GIVEN EXERCISE 1: Please copy the listing line for line, beginning at the line that has "List all visible" and stopping after the line that has "Point (368, 351, 391, 366)". Omit the pictures from your copy.

═══ TEXT PASSAGE

In addition to trialing prompts on sample populations and providing high quality training, potential IELTS “…examiners must mark a series of exams consistently and accurately” (IDP IELTS, 2023b, para. 2) to become certified examiners, and all examiners are re-certified every two years to ensure standards are being maintained (IDP IELTS, 2023b). Furthermore, IELTS requires examiners to use analytic scales to score writing tests. An analytic scale “…includes a number of separate criteria to guide the assessor’s judgements and so generates a number of different scores – e.g., a score for grammar, a score for pronunciation and a score for task fulfilment” (Green, 2020, p. 252). Analytic scales, according to Shaw and Falvey (2008), provide advantages over global scales as they provide enhanced reliability through increased observations, encourage greater discrimination across a wider range of assessment bands, and discourage norm-referencing.

══════
═══ THE DATA

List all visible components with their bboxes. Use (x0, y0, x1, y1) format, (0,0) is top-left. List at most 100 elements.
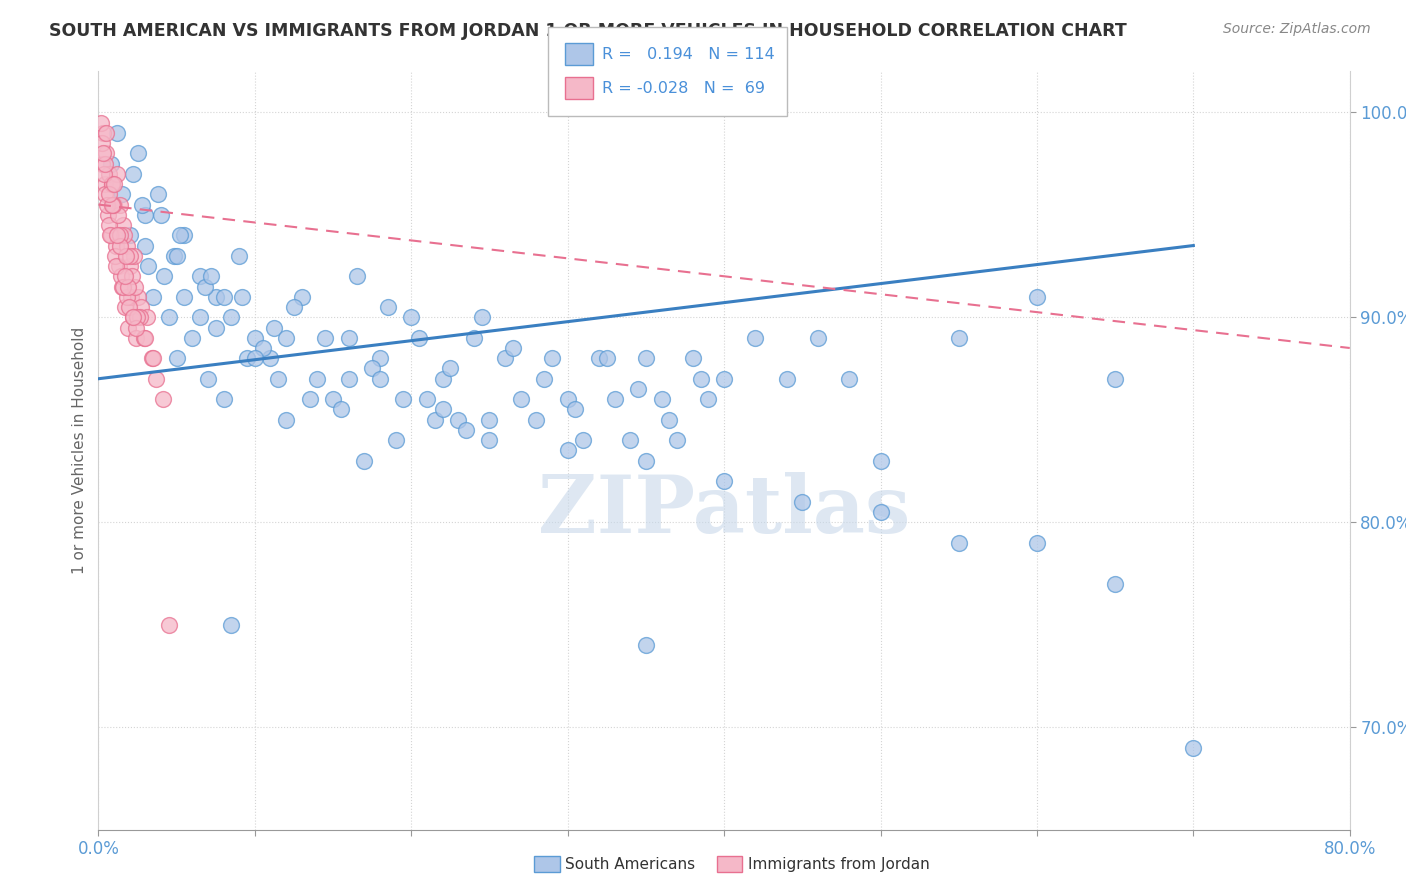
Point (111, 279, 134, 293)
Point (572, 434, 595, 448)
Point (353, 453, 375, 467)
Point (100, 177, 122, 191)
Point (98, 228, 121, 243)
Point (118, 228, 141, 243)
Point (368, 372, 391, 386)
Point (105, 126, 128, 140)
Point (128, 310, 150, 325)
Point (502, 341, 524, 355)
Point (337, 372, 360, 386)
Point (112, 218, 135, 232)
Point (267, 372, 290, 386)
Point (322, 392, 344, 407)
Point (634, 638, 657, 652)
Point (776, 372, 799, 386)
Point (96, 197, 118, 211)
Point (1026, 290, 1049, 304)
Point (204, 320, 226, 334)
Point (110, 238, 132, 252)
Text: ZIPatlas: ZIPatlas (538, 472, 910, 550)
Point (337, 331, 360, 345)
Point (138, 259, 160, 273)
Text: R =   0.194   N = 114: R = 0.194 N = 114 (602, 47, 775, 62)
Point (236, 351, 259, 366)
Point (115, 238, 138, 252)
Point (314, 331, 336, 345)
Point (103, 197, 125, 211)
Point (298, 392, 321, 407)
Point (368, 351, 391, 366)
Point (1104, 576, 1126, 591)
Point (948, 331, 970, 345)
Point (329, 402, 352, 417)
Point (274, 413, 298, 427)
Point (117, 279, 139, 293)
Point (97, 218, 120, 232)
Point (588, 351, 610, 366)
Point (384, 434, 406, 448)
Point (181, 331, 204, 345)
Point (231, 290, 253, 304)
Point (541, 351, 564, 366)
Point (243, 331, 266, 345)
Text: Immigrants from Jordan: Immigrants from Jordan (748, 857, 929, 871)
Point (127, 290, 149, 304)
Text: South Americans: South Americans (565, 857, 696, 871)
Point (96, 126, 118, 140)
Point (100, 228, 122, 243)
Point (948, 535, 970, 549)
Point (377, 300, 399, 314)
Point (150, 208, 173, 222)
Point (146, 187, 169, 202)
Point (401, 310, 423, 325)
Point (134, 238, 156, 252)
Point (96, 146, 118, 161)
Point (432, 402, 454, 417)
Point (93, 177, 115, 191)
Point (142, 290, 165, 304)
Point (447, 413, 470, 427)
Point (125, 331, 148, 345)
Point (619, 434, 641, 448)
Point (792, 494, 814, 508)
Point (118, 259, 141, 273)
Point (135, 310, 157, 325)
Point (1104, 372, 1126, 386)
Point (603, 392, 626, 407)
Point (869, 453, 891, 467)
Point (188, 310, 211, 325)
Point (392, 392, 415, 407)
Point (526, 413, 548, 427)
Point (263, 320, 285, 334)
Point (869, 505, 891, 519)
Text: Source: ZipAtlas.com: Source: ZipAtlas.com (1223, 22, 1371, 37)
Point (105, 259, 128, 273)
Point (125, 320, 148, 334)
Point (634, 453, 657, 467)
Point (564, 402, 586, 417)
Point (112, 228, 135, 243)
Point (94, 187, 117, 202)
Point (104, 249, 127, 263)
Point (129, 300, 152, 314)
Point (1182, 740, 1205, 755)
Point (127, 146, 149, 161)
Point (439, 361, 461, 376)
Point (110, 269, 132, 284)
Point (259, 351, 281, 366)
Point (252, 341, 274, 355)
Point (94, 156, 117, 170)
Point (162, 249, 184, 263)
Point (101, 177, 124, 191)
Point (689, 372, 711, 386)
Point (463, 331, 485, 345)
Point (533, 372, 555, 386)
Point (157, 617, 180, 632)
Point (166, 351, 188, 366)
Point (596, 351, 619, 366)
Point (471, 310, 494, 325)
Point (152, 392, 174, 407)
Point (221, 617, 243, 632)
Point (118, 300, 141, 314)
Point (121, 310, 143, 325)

══════
═══ THE DATA

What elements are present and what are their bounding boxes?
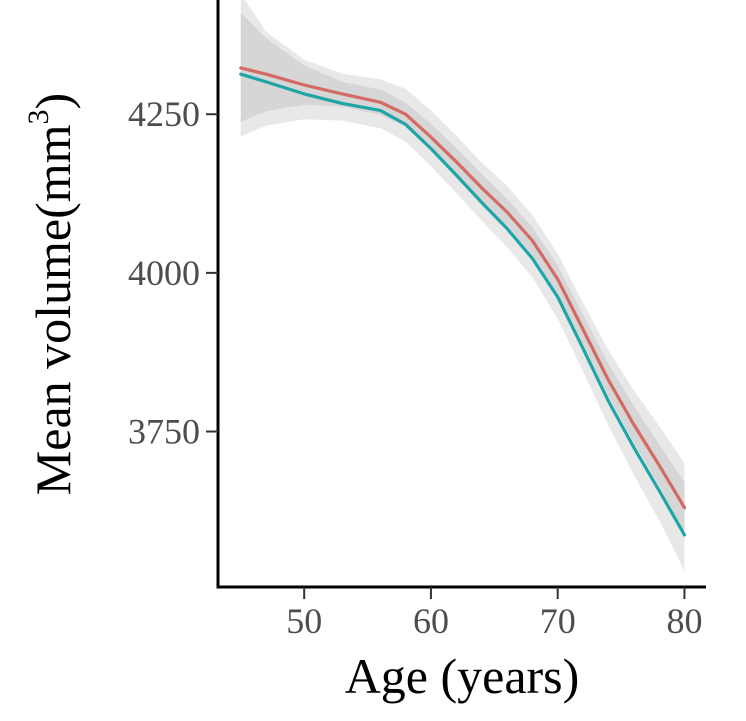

══════

GIVEN EXERCISE 2: Carry on the passage about IELTS examiner standards and analytic scoring from the point where it ends.

RESPONSE 1:
List all visible components with their bboxes. Use (x0, y0, x1, y1) format, (0,0) is top-left. List at most 100 elements.
Point (111, 279, 134, 293)
Point (572, 434, 595, 448)
Point (353, 453, 375, 467)
Point (100, 177, 122, 191)
Point (98, 228, 121, 243)
Point (118, 228, 141, 243)
Point (368, 372, 391, 386)
Point (105, 126, 128, 140)
Point (128, 310, 150, 325)
Point (502, 341, 524, 355)
Point (337, 372, 360, 386)
Point (112, 218, 135, 232)
Point (267, 372, 290, 386)
Point (322, 392, 344, 407)
Point (634, 638, 657, 652)
Point (776, 372, 799, 386)
Point (96, 197, 118, 211)
Point (1026, 290, 1049, 304)
Point (204, 320, 226, 334)
Point (110, 238, 132, 252)
Text: ZIPatlas: ZIPatlas (538, 472, 910, 550)
Point (337, 331, 360, 345)
Point (138, 259, 160, 273)
Text: R =   0.194   N = 114: R = 0.194 N = 114 (602, 47, 775, 62)
Point (236, 351, 259, 366)
Point (115, 238, 138, 252)
Point (314, 331, 336, 345)
Point (103, 197, 125, 211)
Point (298, 392, 321, 407)
Point (368, 351, 391, 366)

RESPONSE 2:
Despite these strategies to build reliability in the AWST, Uysal (2010) challenges the AWST’s inter-rater reliability, that is, the extent to which the same test re-scored by a different rater yields similar results. Uysal challenges the inter-rater reliability because the AWST are single scored locally, and double scoring, according to Green (2014), is one way to build reliability. On this point however, IELTS does subject selected samples of scored writing subtests to be double scored (Uysal, 2010). That is, after a test candidate has completed their test at a local IELTS centre, IELTS selects samples from these test centres, and then senior examiners double score the samples. Despite the fact that most tests are still single-scored though, the correlation between local and senior raters was 0.91 in 2003 (Hashemi & Daneshfar, 2018; Veerappan & Sulaiman, 2012), which indicates high reliability (Chapelle, 2013).

Validity

Although it produces reliable test data, the AWST falls short of demonstrating a high degree of validity, a complex quality which is, according to Messick (1989; cited in Fulcher & Davidson, 2007), the quality of a test that provides a teacher with a degree of justification to make inferences from a test result to a test construct. Three kinds of validity are briefly examined: content, construct, and predictive validity.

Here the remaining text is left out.